Exercise task: Will you output the entries below exactly, skipping every image they contain?

Extracted records:

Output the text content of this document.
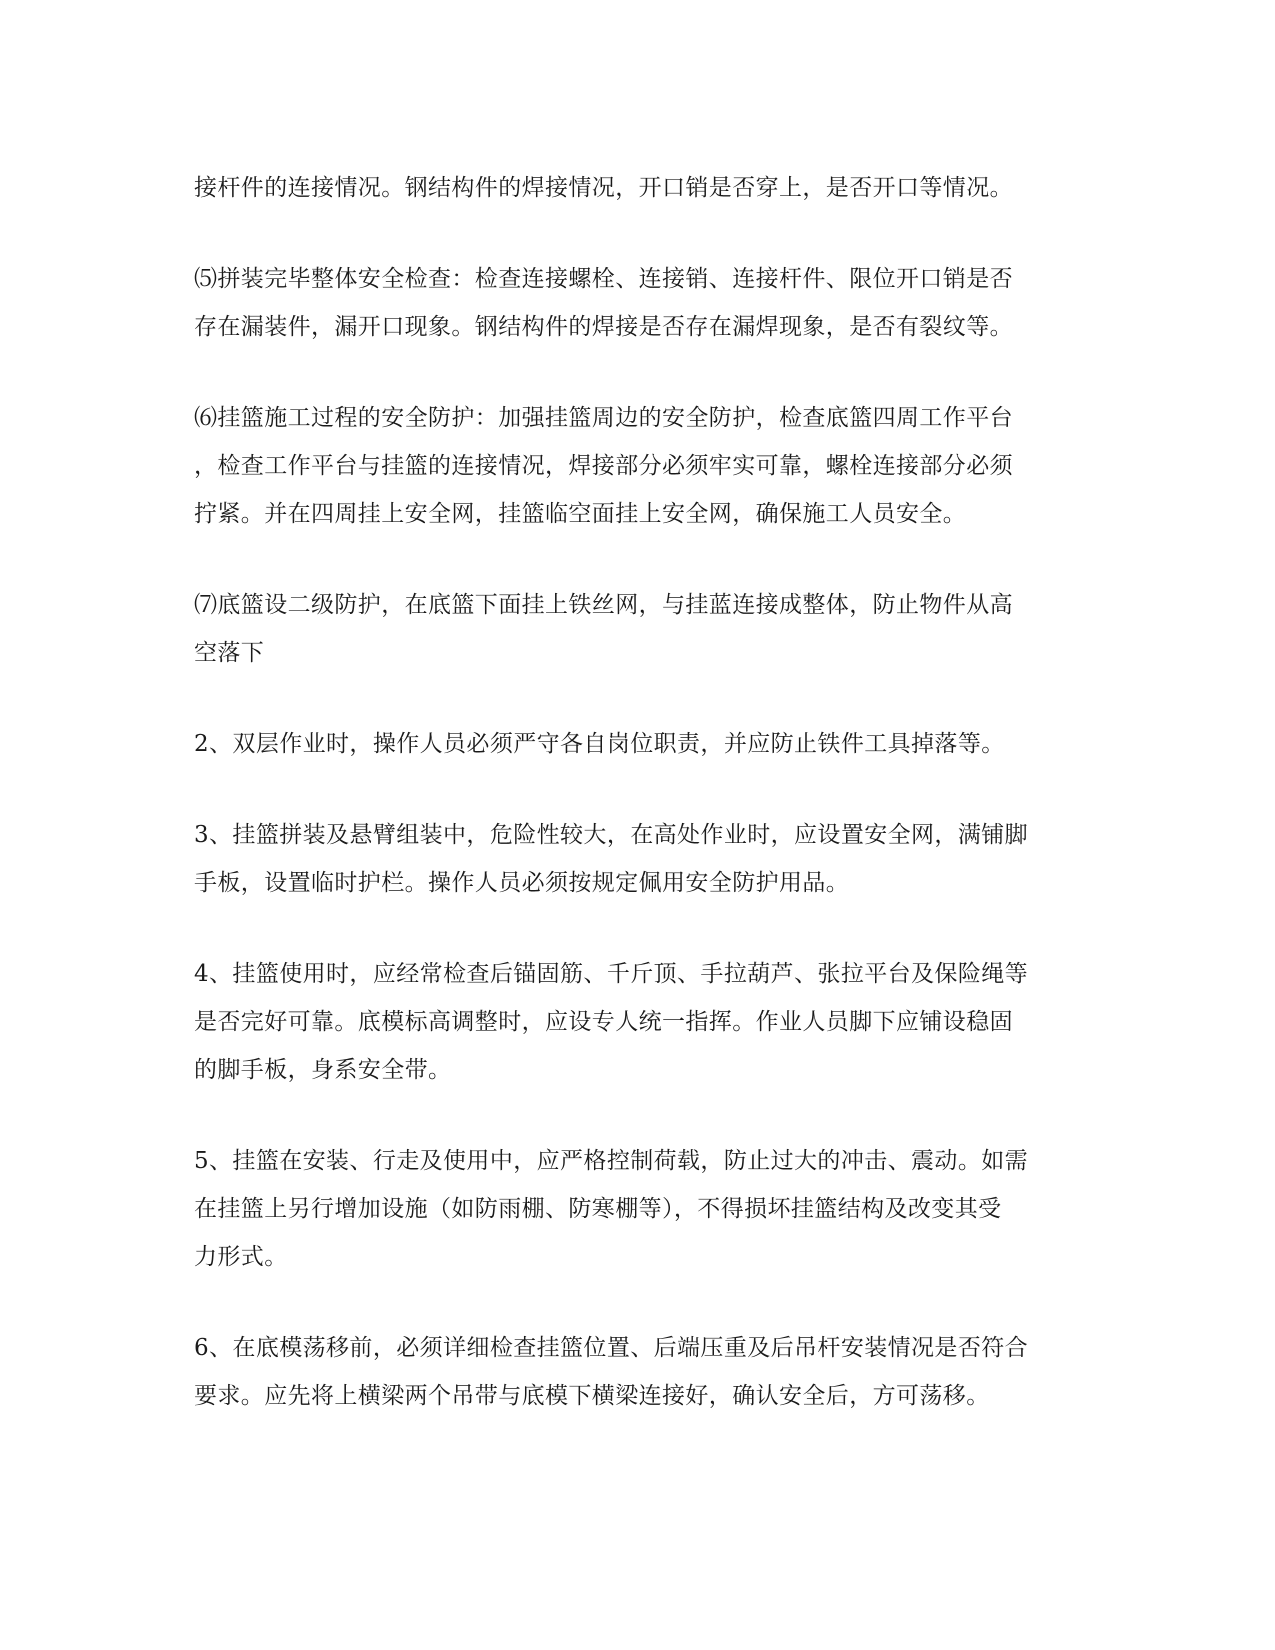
接杆件的连接情况。钢结构件的焊接情况，开口销是否穿上，是否开口等情况。
⑸拼装完毕整体安全检查：检查连接螺栓、连接销、连接杆件、限位开口销是否
存在漏装件，漏开口现象。钢结构件的焊接是否存在漏焊现象，是否有裂纹等。
⑹挂篮施工过程的安全防护：加强挂篮周边的安全防护，检查底篮四周工作平台
，检查工作平台与挂篮的连接情况，焊接部分必须牢实可靠，螺栓连接部分必须
拧紧。并在四周挂上安全网，挂篮临空面挂上安全网，确保施工人员安全。
⑺底篮设二级防护，在底篮下面挂上铁丝网，与挂蓝连接成整体，防止物件从高
空落下
2、双层作业时，操作人员必须严守各自岗位职责，并应防止铁件工具掉落等。
3、挂篮拼装及悬臂组装中，危险性较大，在高处作业时，应设置安全网，满铺脚
手板，设置临时护栏。操作人员必须按规定佩用安全防护用品。
4、挂篮使用时，应经常检查后锚固筋、千斤顶、手拉葫芦、张拉平台及保险绳等
是否完好可靠。底模标高调整时，应设专人统一指挥。作业人员脚下应铺设稳固
的脚手板，身系安全带。
5、挂篮在安装、行走及使用中，应严格控制荷载，防止过大的冲击、震动。如需
在挂篮上另行增加设施（如防雨棚、防寒棚等），不得损坏挂篮结构及改变其受
力形式。
6、在底模荡移前，必须详细检查挂篮位置、后端压重及后吊杆安装情况是否符合
要求。应先将上横梁两个吊带与底模下横梁连接好，确认安全后，方可荡移。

Correct answer:
Output the text content of this document.
接杆件的连接情况。钢结构件的焊接情况，开口销是否穿上，是否开口等情况。
⑸拼装完毕整体安全检查：检查连接螺栓、连接销、连接杆件、限位开口销是否
存在漏装件，漏开口现象。钢结构件的焊接是否存在漏焊现象，是否有裂纹等。
⑹挂篮施工过程的安全防护：加强挂篮周边的安全防护，检查底篮四周工作平台
，检查工作平台与挂篮的连接情况，焊接部分必须牢实可靠，螺栓连接部分必须
拧紧。并在四周挂上安全网，挂篮临空面挂上安全网，确保施工人员安全。
⑺底篮设二级防护，在底篮下面挂上铁丝网，与挂蓝连接成整体，防止物件从高
空落下
2、双层作业时，操作人员必须严守各自岗位职责，并应防止铁件工具掉落等。
3、挂篮拼装及悬臂组装中，危险性较大，在高处作业时，应设置安全网，满铺脚
手板，设置临时护栏。操作人员必须按规定佩用安全防护用品。
4、挂篮使用时，应经常检查后锚固筋、千斤顶、手拉葫芦、张拉平台及保险绳等
是否完好可靠。底模标高调整时，应设专人统一指挥。作业人员脚下应铺设稳固
的脚手板，身系安全带。
5、挂篮在安装、行走及使用中，应严格控制荷载，防止过大的冲击、震动。如需
在挂篮上另行增加设施（如防雨棚、防寒棚等），不得损坏挂篮结构及改变其受
力形式。
6、在底模荡移前，必须详细检查挂篮位置、后端压重及后吊杆安装情况是否符合
要求。应先将上横梁两个吊带与底模下横梁连接好，确认安全后，方可荡移。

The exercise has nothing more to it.